--- start Entries shown ---

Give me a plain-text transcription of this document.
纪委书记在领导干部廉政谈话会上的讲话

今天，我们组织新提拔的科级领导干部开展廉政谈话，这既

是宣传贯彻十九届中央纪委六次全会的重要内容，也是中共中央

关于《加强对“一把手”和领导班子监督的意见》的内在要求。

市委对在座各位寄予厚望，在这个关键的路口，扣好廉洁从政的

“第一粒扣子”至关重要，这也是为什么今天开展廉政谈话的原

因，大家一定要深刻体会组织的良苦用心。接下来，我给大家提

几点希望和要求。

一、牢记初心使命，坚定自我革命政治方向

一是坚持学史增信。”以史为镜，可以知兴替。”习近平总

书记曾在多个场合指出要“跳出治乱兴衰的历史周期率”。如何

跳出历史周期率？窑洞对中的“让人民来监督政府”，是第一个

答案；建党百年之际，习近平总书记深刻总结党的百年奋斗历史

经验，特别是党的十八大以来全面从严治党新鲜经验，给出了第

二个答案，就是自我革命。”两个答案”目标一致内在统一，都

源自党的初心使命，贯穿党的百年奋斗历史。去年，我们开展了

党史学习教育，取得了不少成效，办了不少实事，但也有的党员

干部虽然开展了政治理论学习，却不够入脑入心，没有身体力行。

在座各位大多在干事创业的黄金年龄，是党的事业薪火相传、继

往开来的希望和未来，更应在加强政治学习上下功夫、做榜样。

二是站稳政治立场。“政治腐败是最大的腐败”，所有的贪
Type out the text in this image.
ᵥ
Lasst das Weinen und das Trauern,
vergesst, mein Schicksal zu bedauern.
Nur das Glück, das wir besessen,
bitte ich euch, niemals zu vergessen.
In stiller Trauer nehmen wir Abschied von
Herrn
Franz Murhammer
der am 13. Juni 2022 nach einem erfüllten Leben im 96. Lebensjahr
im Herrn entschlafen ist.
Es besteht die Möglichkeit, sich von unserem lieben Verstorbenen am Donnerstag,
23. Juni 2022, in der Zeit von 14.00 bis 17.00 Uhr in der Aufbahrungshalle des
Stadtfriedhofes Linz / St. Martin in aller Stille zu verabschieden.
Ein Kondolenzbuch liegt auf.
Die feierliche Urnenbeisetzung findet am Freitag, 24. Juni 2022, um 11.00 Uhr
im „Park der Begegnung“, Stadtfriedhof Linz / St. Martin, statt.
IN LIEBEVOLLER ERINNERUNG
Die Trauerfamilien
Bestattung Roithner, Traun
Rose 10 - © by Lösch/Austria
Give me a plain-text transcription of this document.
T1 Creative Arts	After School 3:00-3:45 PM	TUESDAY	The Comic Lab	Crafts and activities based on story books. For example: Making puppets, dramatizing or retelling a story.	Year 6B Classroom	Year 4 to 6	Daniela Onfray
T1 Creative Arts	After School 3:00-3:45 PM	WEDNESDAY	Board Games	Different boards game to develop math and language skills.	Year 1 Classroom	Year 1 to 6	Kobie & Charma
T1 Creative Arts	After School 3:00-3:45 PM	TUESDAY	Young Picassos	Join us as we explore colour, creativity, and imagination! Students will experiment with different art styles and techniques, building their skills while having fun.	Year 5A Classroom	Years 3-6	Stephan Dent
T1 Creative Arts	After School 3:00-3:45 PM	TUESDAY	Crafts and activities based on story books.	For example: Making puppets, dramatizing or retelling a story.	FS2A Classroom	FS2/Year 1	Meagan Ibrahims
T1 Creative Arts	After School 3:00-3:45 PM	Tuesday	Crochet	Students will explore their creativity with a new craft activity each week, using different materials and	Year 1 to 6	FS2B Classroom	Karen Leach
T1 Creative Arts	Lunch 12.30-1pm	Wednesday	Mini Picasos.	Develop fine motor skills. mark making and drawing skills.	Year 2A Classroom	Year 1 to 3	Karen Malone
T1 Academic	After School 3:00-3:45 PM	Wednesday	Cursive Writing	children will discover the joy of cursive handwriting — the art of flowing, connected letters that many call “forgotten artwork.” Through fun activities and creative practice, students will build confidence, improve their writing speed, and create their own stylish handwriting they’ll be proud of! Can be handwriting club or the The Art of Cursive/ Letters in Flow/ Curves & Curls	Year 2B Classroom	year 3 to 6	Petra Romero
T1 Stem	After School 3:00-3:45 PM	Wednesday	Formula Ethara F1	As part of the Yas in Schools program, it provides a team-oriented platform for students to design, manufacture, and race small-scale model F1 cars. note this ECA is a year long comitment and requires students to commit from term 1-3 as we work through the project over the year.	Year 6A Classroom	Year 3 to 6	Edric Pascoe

--- end Entries shown ---

Objective ->
Repeat the material in full, exactly as it stands.

Task solution ->
Give me a plain-text transcription of this document.
纪委书记在领导干部廉政谈话会上的讲话

今天，我们组织新提拔的科级领导干部开展廉政谈话，这既

是宣传贯彻十九届中央纪委六次全会的重要内容，也是中共中央

关于《加强对“一把手”和领导班子监督的意见》的内在要求。

市委对在座各位寄予厚望，在这个关键的路口，扣好廉洁从政的

“第一粒扣子”至关重要，这也是为什么今天开展廉政谈话的原

因，大家一定要深刻体会组织的良苦用心。接下来，我给大家提

几点希望和要求。

一、牢记初心使命，坚定自我革命政治方向

一是坚持学史增信。”以史为镜，可以知兴替。”习近平总

书记曾在多个场合指出要“跳出治乱兴衰的历史周期率”。如何

跳出历史周期率？窑洞对中的“让人民来监督政府”，是第一个

答案；建党百年之际，习近平总书记深刻总结党的百年奋斗历史

经验，特别是党的十八大以来全面从严治党新鲜经验，给出了第

二个答案，就是自我革命。”两个答案”目标一致内在统一，都

源自党的初心使命，贯穿党的百年奋斗历史。去年，我们开展了

党史学习教育，取得了不少成效，办了不少实事，但也有的党员

干部虽然开展了政治理论学习，却不够入脑入心，没有身体力行。

在座各位大多在干事创业的黄金年龄，是党的事业薪火相传、继

往开来的希望和未来，更应在加强政治学习上下功夫、做榜样。

二是站稳政治立场。“政治腐败是最大的腐败”，所有的贪
Type out the text in this image.
ᵥ
Lasst das Weinen und das Trauern,
vergesst, mein Schicksal zu bedauern.
Nur das Glück, das wir besessen,
bitte ich euch, niemals zu vergessen.
In stiller Trauer nehmen wir Abschied von
Herrn
Franz Murhammer
der am 13. Juni 2022 nach einem erfüllten Leben im 96. Lebensjahr
im Herrn entschlafen ist.
Es besteht die Möglichkeit, sich von unserem lieben Verstorbenen am Donnerstag,
23. Juni 2022, in der Zeit von 14.00 bis 17.00 Uhr in der Aufbahrungshalle des
Stadtfriedhofes Linz / St. Martin in aller Stille zu verabschieden.
Ein Kondolenzbuch liegt auf.
Die feierliche Urnenbeisetzung findet am Freitag, 24. Juni 2022, um 11.00 Uhr
im „Park der Begegnung“, Stadtfriedhof Linz / St. Martin, statt.
IN LIEBEVOLLER ERINNERUNG
Die Trauerfamilien
Bestattung Roithner, Traun
Rose 10 - © by Lösch/Austria
Give me a plain-text transcription of this document.
T1 Creative Arts	After School 3:00-3:45 PM	TUESDAY	The Comic Lab	Crafts and activities based on story books. For example: Making puppets, dramatizing or retelling a story.	Year 6B Classroom	Year 4 to 6	Daniela Onfray
T1 Creative Arts	After School 3:00-3:45 PM	WEDNESDAY	Board Games	Different boards game to develop math and language skills.	Year 1 Classroom	Year 1 to 6	Kobie & Charma
T1 Creative Arts	After School 3:00-3:45 PM	TUESDAY	Young Picassos	Join us as we explore colour, creativity, and imagination! Students will experiment with different art styles and techniques, building their skills while having fun.	Year 5A Classroom	Years 3-6	Stephan Dent
T1 Creative Arts	After School 3:00-3:45 PM	TUESDAY	Crafts and activities based on story books.	For example: Making puppets, dramatizing or retelling a story.	FS2A Classroom	FS2/Year 1	Meagan Ibrahims
T1 Creative Arts	After School 3:00-3:45 PM	Tuesday	Crochet	Students will explore their creativity with a new craft activity each week, using different materials and	Year 1 to 6	FS2B Classroom	Karen Leach
T1 Creative Arts	Lunch 12.30-1pm	Wednesday	Mini Picasos.	Develop fine motor skills. mark making and drawing skills.	Year 2A Classroom	Year 1 to 3	Karen Malone
T1 Academic	After School 3:00-3:45 PM	Wednesday	Cursive Writing	children will discover the joy of cursive handwriting — the art of flowing, connected letters that many call “forgotten artwork.” Through fun activities and creative practice, students will build confidence, improve their writing speed, and create their own stylish handwriting they’ll be proud of! Can be handwriting club or the The Art of Cursive/ Letters in Flow/ Curves & Curls	Year 2B Classroom	year 3 to 6	Petra Romero
T1 Stem	After School 3:00-3:45 PM	Wednesday	Formula Ethara F1	As part of the Yas in Schools program, it provides a team-oriented platform for students to design, manufacture, and race small-scale model F1 cars. note this ECA is a year long comitment and requires students to commit from term 1-3 as we work through the project over the year.	Year 6A Classroom	Year 3 to 6	Edric Pascoe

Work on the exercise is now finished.